[Stored records]
· · · · · · ·

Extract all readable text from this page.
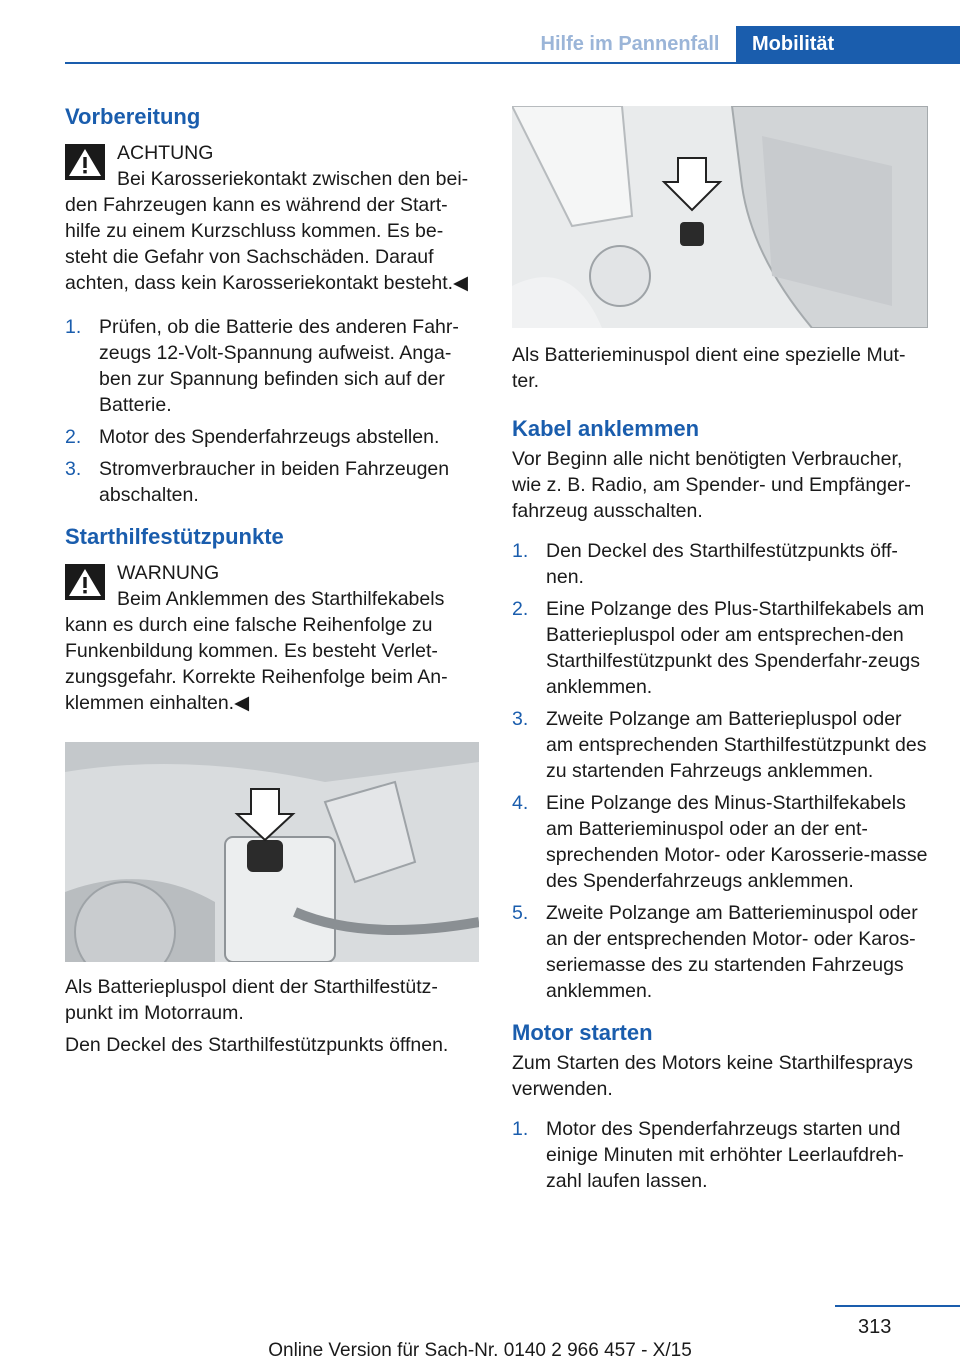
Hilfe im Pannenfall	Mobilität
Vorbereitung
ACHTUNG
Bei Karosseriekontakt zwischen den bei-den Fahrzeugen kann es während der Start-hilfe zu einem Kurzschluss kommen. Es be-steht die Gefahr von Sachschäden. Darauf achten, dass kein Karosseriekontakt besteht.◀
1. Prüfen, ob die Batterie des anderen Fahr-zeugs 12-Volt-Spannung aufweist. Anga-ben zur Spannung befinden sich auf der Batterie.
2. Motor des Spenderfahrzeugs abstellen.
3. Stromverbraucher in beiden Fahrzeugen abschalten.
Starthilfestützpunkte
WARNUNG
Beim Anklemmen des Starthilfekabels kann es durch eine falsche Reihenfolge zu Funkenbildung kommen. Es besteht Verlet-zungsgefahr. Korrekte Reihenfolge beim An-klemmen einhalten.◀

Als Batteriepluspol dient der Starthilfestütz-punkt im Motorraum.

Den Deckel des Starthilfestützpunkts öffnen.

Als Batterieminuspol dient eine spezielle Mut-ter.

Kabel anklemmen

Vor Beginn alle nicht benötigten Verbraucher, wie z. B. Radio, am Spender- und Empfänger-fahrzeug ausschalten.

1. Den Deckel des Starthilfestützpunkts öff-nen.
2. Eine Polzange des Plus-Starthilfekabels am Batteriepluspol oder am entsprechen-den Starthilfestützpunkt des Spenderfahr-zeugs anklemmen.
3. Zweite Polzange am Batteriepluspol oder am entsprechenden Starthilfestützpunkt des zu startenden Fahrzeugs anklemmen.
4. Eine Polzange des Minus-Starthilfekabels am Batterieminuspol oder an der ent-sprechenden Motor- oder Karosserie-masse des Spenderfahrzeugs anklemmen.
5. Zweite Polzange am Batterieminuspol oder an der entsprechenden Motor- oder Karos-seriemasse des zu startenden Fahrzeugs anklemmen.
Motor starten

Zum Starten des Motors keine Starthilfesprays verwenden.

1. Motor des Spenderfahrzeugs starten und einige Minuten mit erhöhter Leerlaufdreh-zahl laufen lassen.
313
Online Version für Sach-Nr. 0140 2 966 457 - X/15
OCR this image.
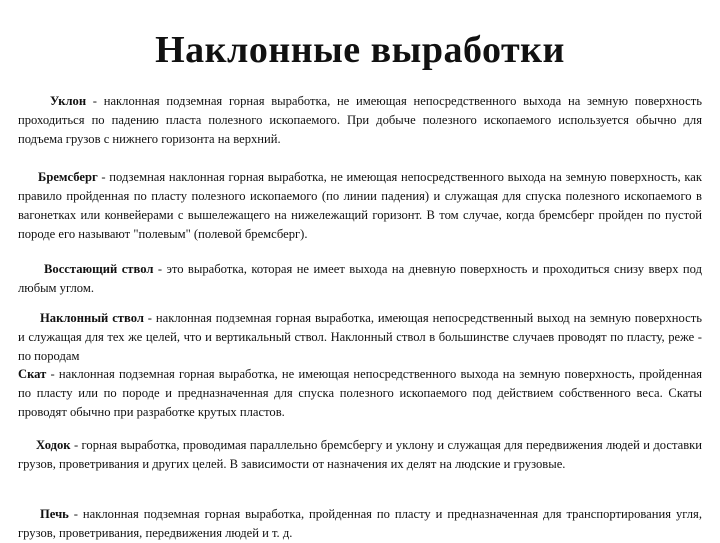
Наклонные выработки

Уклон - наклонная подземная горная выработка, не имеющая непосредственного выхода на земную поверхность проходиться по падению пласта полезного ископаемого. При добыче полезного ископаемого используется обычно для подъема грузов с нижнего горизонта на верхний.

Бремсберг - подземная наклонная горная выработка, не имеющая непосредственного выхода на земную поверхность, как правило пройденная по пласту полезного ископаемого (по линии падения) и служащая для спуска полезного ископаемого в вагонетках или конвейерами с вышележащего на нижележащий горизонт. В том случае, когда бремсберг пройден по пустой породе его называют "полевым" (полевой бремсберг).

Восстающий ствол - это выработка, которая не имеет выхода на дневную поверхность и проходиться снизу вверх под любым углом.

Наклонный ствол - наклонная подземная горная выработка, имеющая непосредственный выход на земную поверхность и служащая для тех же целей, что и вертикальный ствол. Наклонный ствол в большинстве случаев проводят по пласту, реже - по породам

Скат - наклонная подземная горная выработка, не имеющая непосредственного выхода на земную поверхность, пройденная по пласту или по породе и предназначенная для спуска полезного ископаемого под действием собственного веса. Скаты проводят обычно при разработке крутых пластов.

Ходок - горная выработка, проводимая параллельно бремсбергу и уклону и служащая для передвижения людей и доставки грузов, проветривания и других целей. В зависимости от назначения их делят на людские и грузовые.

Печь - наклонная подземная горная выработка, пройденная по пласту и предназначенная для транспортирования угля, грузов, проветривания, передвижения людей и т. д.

· · · · · · ·

▶ What you need to do: Beginning at the line with "OCR this image.", reproduce each line exactly through the last line of the records above, with pictures left out.

▶ Response:
OCR this image.
Наклонные выработки

Уклон - наклонная подземная горная выработка, не имеющая непосредственного выхода на земную поверхность проходиться по падению пласта полезного ископаемого. При добыче полезного ископаемого используется обычно для подъема грузов с нижнего горизонта на верхний.

Бремсберг - подземная наклонная горная выработка, не имеющая непосредственного выхода на земную поверхность, как правило пройденная по пласту полезного ископаемого (по линии падения) и служащая для спуска полезного ископаемого в вагонетках или конвейерами с вышележащего на нижележащий горизонт. В том случае, когда бремсберг пройден по пустой породе его называют "полевым" (полевой бремсберг).

Восстающий ствол - это выработка, которая не имеет выхода на дневную поверхность и проходиться снизу вверх под любым углом.

Наклонный ствол - наклонная подземная горная выработка, имеющая непосредственный выход на земную поверхность и служащая для тех же целей, что и вертикальный ствол. Наклонный ствол в большинстве случаев проводят по пласту, реже - по породам

Скат - наклонная подземная горная выработка, не имеющая непосредственного выхода на земную поверхность, пройденная по пласту или по породе и предназначенная для спуска полезного ископаемого под действием собственного веса. Скаты проводят обычно при разработке крутых пластов.

Ходок - горная выработка, проводимая параллельно бремсбергу и уклону и служащая для передвижения людей и доставки грузов, проветривания и других целей. В зависимости от назначения их делят на людские и грузовые.

Печь - наклонная подземная горная выработка, пройденная по пласту и предназначенная для транспортирования угля, грузов, проветривания, передвижения людей и т. д.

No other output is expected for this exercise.